Convert the items from the start through the line containing "bright picture or", inclusive, into a Markdown table with the columns "Row" and "Line", leaving out any blank lines.

(Data lines)

[START]

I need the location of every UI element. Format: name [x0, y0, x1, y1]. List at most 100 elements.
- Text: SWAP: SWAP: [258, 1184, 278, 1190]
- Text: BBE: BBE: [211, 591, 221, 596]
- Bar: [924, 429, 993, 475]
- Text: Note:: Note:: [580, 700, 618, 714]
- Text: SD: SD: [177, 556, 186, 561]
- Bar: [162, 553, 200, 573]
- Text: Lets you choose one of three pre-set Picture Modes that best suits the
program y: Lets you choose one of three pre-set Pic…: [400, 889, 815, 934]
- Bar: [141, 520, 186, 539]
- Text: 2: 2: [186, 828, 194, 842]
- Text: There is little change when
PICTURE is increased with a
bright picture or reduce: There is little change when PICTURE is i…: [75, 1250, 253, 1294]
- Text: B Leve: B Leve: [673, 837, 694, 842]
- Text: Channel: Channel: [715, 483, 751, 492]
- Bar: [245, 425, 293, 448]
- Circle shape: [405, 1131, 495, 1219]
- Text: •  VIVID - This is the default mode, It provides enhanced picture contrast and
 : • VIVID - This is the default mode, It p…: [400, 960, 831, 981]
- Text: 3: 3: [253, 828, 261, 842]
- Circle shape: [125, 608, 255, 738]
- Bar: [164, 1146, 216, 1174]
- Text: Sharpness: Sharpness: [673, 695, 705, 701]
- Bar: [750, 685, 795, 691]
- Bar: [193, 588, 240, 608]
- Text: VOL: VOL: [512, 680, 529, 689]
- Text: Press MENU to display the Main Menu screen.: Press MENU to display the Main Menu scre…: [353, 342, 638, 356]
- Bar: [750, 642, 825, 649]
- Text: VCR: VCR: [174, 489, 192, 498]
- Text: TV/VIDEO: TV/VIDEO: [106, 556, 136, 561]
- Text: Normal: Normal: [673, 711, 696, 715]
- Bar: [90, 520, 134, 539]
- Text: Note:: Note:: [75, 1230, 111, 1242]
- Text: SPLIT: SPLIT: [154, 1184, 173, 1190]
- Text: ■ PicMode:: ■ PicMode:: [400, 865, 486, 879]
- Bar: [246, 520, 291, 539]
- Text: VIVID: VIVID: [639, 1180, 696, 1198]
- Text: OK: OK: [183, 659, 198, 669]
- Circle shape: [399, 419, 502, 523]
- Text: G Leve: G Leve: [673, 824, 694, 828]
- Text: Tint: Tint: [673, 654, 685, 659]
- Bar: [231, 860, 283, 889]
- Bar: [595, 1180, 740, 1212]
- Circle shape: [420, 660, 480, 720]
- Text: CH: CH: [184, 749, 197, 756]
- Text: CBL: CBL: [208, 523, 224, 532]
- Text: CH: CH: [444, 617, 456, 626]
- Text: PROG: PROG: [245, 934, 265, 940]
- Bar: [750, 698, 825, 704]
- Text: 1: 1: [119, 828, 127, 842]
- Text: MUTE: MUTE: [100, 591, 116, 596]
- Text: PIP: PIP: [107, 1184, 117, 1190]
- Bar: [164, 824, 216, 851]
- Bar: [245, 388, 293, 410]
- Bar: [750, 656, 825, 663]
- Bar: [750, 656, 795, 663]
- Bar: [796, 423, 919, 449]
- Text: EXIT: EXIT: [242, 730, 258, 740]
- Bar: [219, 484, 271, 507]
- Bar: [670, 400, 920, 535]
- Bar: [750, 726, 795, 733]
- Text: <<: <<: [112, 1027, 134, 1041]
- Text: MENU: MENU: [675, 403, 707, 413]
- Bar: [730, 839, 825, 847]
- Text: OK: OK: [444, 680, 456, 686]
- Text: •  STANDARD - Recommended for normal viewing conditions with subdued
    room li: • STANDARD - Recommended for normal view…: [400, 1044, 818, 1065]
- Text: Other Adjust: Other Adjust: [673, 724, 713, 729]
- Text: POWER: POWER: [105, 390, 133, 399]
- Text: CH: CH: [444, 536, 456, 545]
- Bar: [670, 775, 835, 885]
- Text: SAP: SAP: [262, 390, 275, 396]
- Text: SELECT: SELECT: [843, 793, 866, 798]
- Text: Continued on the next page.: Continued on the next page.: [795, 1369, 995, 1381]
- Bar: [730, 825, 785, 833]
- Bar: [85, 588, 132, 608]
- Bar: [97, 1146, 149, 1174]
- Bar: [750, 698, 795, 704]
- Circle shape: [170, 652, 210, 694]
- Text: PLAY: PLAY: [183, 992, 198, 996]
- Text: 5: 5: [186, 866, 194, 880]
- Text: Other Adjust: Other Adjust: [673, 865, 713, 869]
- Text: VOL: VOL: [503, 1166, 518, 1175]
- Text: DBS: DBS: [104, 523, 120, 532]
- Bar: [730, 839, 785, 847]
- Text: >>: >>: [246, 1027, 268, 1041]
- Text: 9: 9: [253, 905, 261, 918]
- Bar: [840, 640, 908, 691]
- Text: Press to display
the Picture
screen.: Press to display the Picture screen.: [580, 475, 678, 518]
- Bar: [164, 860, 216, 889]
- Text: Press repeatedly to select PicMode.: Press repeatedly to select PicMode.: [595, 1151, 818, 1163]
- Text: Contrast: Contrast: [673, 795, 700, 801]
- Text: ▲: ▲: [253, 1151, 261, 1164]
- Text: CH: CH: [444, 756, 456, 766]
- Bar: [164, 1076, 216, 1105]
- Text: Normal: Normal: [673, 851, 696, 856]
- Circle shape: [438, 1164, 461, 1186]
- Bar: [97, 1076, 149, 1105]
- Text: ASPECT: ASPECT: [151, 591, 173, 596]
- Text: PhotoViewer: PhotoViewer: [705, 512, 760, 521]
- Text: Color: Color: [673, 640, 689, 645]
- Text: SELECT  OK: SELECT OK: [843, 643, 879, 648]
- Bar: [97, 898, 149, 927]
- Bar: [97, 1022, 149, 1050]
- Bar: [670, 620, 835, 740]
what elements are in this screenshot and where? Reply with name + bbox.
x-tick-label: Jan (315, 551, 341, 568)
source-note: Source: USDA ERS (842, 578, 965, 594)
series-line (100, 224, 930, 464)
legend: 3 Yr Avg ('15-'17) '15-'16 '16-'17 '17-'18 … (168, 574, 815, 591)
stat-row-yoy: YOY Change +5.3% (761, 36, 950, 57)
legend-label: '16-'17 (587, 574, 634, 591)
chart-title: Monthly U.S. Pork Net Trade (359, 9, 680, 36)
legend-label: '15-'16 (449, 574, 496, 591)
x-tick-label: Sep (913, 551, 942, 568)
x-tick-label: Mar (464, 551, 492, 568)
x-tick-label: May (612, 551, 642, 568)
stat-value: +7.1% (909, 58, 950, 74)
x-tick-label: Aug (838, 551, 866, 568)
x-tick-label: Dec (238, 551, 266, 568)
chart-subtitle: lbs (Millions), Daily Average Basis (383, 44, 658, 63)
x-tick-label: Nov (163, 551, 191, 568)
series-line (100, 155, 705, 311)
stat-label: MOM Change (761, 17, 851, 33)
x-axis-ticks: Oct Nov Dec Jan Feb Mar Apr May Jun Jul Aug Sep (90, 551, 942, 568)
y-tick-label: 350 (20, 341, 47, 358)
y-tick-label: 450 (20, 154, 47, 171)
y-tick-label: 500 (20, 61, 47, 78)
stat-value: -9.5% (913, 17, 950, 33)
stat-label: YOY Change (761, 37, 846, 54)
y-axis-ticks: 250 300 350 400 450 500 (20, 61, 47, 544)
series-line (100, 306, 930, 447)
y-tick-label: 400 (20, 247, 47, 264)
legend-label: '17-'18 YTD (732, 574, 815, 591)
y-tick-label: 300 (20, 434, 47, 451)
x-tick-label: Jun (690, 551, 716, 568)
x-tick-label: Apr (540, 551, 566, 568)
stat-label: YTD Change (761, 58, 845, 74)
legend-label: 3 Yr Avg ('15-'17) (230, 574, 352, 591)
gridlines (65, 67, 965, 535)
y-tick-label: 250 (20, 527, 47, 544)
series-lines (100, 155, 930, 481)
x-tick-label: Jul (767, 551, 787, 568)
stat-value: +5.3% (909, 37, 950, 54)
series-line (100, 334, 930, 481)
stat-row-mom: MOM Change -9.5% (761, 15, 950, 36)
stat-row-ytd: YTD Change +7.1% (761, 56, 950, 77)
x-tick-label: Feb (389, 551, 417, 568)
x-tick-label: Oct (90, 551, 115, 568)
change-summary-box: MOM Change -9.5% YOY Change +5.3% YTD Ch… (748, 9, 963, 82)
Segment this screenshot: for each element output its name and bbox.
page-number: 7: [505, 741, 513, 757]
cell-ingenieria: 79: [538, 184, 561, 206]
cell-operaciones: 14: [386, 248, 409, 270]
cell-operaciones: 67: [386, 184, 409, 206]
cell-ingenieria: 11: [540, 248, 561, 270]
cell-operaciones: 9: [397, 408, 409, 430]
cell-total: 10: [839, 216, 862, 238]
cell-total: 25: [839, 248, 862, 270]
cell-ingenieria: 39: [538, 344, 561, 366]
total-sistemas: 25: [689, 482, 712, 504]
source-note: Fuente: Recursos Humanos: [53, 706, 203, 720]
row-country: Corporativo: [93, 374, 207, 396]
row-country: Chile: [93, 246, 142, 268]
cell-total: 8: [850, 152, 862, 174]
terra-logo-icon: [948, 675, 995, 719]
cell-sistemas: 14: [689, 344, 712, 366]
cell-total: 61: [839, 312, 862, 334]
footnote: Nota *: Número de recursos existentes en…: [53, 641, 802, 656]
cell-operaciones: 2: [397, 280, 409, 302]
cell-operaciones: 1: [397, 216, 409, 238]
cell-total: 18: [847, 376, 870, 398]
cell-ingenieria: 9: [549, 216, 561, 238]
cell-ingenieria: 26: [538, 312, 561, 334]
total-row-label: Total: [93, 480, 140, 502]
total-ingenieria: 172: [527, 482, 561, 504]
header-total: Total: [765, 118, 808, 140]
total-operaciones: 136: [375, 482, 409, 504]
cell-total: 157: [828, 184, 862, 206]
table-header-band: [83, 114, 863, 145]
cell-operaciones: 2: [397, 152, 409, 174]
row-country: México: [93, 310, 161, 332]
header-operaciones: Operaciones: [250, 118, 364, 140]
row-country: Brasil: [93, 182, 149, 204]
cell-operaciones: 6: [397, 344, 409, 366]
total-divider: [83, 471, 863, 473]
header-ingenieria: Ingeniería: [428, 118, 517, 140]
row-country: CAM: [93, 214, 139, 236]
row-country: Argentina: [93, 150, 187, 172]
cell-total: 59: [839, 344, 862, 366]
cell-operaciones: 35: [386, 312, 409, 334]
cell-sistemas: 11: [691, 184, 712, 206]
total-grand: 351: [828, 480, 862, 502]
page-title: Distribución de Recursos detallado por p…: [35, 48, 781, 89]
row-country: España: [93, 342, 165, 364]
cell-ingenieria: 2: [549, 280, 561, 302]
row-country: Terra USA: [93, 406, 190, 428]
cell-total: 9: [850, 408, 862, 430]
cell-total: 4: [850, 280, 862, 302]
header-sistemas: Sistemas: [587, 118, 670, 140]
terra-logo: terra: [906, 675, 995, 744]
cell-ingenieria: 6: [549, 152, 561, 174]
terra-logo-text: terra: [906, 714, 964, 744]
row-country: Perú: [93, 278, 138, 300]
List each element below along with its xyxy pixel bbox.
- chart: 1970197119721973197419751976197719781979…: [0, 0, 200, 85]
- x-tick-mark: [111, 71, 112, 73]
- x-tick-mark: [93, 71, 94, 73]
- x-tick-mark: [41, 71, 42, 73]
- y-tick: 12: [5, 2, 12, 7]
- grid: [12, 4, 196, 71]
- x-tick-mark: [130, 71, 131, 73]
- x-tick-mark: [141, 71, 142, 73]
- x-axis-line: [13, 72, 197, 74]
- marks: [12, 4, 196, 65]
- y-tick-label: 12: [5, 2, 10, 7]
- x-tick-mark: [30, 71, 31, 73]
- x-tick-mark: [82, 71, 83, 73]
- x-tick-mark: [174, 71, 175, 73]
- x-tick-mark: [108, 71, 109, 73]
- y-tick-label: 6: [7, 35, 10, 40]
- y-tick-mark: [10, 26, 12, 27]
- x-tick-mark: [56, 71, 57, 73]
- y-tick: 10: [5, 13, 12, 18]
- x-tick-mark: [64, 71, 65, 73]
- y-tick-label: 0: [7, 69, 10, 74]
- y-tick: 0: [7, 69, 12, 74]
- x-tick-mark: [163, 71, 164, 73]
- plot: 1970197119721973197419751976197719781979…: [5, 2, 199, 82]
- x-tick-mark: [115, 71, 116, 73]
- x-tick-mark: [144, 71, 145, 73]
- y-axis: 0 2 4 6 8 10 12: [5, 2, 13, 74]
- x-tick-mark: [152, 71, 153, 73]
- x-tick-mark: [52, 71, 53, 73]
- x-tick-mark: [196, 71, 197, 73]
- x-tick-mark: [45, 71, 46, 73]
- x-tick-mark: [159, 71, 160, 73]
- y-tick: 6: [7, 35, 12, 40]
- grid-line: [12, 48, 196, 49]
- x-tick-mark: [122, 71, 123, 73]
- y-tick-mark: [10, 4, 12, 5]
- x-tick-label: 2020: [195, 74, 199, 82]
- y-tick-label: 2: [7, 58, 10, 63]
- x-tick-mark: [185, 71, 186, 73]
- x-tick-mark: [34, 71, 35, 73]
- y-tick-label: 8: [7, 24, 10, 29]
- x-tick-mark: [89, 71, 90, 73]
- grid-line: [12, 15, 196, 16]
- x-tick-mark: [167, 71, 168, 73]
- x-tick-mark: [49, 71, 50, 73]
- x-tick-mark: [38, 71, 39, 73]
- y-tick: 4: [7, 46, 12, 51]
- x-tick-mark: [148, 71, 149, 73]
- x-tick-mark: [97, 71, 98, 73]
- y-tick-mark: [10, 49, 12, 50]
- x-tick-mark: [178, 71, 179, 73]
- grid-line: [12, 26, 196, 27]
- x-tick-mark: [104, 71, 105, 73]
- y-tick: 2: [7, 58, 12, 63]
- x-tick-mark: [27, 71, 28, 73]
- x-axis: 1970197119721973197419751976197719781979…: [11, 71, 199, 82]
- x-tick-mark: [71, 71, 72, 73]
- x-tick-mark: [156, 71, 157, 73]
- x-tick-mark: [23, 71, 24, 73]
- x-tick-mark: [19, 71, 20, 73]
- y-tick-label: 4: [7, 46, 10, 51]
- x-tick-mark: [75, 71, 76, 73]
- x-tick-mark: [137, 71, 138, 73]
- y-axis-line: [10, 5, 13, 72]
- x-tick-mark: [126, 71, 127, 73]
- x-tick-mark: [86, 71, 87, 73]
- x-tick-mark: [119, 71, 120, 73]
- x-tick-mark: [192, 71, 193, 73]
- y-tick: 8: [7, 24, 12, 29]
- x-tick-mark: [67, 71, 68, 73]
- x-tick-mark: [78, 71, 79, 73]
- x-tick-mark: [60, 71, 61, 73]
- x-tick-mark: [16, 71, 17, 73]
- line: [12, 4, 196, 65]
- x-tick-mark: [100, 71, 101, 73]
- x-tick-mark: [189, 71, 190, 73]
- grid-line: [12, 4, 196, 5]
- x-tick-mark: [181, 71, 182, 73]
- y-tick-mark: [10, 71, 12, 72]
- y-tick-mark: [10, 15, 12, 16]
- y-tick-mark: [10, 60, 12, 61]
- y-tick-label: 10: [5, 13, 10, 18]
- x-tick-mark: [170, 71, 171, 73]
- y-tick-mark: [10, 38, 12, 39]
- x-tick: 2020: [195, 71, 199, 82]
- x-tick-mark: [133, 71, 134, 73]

[END]

EXERCISE SOLUTION:
| Row | Line |
|---|---|
| 1 | I need the location of every UI element. Format: name [x0, y0, x1, y1]. List at most 100 elements. |
| 2 | - Text: SWAP: SWAP: [258, 1184, 278, 1190] |
| 3 | - Text: BBE: BBE: [211, 591, 221, 596] |
| 4 | - Bar: [924, 429, 993, 475] |
| 5 | - Text: Note:: Note:: [580, 700, 618, 714] |
| 6 | - Text: SD: SD: [177, 556, 186, 561] |
| 7 | - Bar: [162, 553, 200, 573] |
| 8 | - Text: Lets you choose one of three pre-set Picture Modes that best suits the |
| 9 | program y: Lets you choose one of three pre-set Pic…: [400, 889, 815, 934] |
| 10 | - Bar: [141, 520, 186, 539] |
| 11 | - Text: 2: 2: [186, 828, 194, 842] |
| 12 | - Text: There is little change when |
| 13 | PICTURE is increased with a |
| 14 | bright picture or reduce: There is little change when PICTURE is i…: [75, 1250, 253, 1294] |